(Dataset items)
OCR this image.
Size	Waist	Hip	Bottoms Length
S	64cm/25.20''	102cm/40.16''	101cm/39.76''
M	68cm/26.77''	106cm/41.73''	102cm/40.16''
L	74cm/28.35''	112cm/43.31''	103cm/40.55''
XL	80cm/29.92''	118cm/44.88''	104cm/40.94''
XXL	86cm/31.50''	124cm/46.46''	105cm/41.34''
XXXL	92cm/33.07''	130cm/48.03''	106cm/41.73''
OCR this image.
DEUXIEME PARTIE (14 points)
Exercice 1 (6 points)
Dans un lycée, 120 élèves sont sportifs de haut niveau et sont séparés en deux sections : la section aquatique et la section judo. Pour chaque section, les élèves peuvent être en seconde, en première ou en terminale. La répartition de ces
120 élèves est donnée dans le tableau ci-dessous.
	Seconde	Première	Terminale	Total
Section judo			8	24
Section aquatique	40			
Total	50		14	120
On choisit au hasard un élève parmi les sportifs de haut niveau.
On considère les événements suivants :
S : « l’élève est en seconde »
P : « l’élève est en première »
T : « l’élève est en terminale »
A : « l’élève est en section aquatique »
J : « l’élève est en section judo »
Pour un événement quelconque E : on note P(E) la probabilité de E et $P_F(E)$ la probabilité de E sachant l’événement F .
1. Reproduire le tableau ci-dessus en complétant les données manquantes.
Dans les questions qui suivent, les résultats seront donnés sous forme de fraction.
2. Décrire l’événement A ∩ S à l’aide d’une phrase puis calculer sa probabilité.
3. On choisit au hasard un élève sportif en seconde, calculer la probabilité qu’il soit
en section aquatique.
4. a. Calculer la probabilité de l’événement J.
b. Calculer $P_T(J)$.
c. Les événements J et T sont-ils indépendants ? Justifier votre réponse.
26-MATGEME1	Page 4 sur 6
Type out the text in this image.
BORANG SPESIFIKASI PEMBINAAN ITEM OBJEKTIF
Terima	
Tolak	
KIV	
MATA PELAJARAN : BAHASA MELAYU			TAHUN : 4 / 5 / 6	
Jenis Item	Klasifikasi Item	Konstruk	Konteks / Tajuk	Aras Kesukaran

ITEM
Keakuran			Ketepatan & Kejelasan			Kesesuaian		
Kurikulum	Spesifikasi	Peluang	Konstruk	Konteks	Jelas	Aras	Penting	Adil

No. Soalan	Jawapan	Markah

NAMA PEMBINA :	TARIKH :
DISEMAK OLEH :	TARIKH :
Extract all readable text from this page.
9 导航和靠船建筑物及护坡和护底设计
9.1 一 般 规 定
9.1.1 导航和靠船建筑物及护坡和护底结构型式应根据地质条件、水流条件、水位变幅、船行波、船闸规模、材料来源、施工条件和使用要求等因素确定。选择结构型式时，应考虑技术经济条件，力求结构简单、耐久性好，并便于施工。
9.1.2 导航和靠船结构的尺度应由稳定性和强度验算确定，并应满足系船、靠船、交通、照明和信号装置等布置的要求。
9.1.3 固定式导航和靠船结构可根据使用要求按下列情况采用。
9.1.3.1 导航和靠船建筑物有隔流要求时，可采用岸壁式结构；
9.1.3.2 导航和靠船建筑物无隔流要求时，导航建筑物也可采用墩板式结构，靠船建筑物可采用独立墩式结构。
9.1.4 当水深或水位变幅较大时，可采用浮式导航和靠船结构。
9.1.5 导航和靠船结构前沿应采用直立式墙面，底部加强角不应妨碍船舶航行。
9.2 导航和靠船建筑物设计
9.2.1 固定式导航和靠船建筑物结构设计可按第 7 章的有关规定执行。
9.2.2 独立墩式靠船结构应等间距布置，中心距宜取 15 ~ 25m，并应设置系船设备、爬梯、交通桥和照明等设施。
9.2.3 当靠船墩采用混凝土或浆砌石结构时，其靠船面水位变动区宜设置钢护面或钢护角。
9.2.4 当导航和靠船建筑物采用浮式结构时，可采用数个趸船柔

AIM OF THE TASK: Quote all the records. Keep every word exact.

EXERCISE ANSWER:
OCR this image.
Size	Waist	Hip	Bottoms Length
S	64cm/25.20''	102cm/40.16''	101cm/39.76''
M	68cm/26.77''	106cm/41.73''	102cm/40.16''
L	74cm/28.35''	112cm/43.31''	103cm/40.55''
XL	80cm/29.92''	118cm/44.88''	104cm/40.94''
XXL	86cm/31.50''	124cm/46.46''	105cm/41.34''
XXXL	92cm/33.07''	130cm/48.03''	106cm/41.73''
OCR this image.
DEUXIEME PARTIE (14 points)
Exercice 1 (6 points)
Dans un lycée, 120 élèves sont sportifs de haut niveau et sont séparés en deux sections : la section aquatique et la section judo. Pour chaque section, les élèves peuvent être en seconde, en première ou en terminale. La répartition de ces
120 élèves est donnée dans le tableau ci-dessous.
	Seconde	Première	Terminale	Total
Section judo			8	24
Section aquatique	40			
Total	50		14	120
On choisit au hasard un élève parmi les sportifs de haut niveau.
On considère les événements suivants :
S : « l’élève est en seconde »
P : « l’élève est en première »
T : « l’élève est en terminale »
A : « l’élève est en section aquatique »
J : « l’élève est en section judo »
Pour un événement quelconque E : on note P(E) la probabilité de E et $P_F(E)$ la probabilité de E sachant l’événement F .
1. Reproduire le tableau ci-dessus en complétant les données manquantes.
Dans les questions qui suivent, les résultats seront donnés sous forme de fraction.
2. Décrire l’événement A ∩ S à l’aide d’une phrase puis calculer sa probabilité.
3. On choisit au hasard un élève sportif en seconde, calculer la probabilité qu’il soit
en section aquatique.
4. a. Calculer la probabilité de l’événement J.
b. Calculer $P_T(J)$.
c. Les événements J et T sont-ils indépendants ? Justifier votre réponse.
26-MATGEME1	Page 4 sur 6
Type out the text in this image.
BORANG SPESIFIKASI PEMBINAAN ITEM OBJEKTIF
Terima	
Tolak	
KIV	
MATA PELAJARAN : BAHASA MELAYU			TAHUN : 4 / 5 / 6	
Jenis Item	Klasifikasi Item	Konstruk	Konteks / Tajuk	Aras Kesukaran

ITEM
Keakuran			Ketepatan & Kejelasan			Kesesuaian		
Kurikulum	Spesifikasi	Peluang	Konstruk	Konteks	Jelas	Aras	Penting	Adil

No. Soalan	Jawapan	Markah

NAMA PEMBINA :	TARIKH :
DISEMAK OLEH :	TARIKH :
Extract all readable text from this page.
9 导航和靠船建筑物及护坡和护底设计
9.1 一 般 规 定
9.1.1 导航和靠船建筑物及护坡和护底结构型式应根据地质条件、水流条件、水位变幅、船行波、船闸规模、材料来源、施工条件和使用要求等因素确定。选择结构型式时，应考虑技术经济条件，力求结构简单、耐久性好，并便于施工。
9.1.2 导航和靠船结构的尺度应由稳定性和强度验算确定，并应满足系船、靠船、交通、照明和信号装置等布置的要求。
9.1.3 固定式导航和靠船结构可根据使用要求按下列情况采用。
9.1.3.1 导航和靠船建筑物有隔流要求时，可采用岸壁式结构；
9.1.3.2 导航和靠船建筑物无隔流要求时，导航建筑物也可采用墩板式结构，靠船建筑物可采用独立墩式结构。
9.1.4 当水深或水位变幅较大时，可采用浮式导航和靠船结构。
9.1.5 导航和靠船结构前沿应采用直立式墙面，底部加强角不应妨碍船舶航行。
9.2 导航和靠船建筑物设计
9.2.1 固定式导航和靠船建筑物结构设计可按第 7 章的有关规定执行。
9.2.2 独立墩式靠船结构应等间距布置，中心距宜取 15 ~ 25m，并应设置系船设备、爬梯、交通桥和照明等设施。
9.2.3 当靠船墩采用混凝土或浆砌石结构时，其靠船面水位变动区宜设置钢护面或钢护角。
9.2.4 当导航和靠船建筑物采用浮式结构时，可采用数个趸船柔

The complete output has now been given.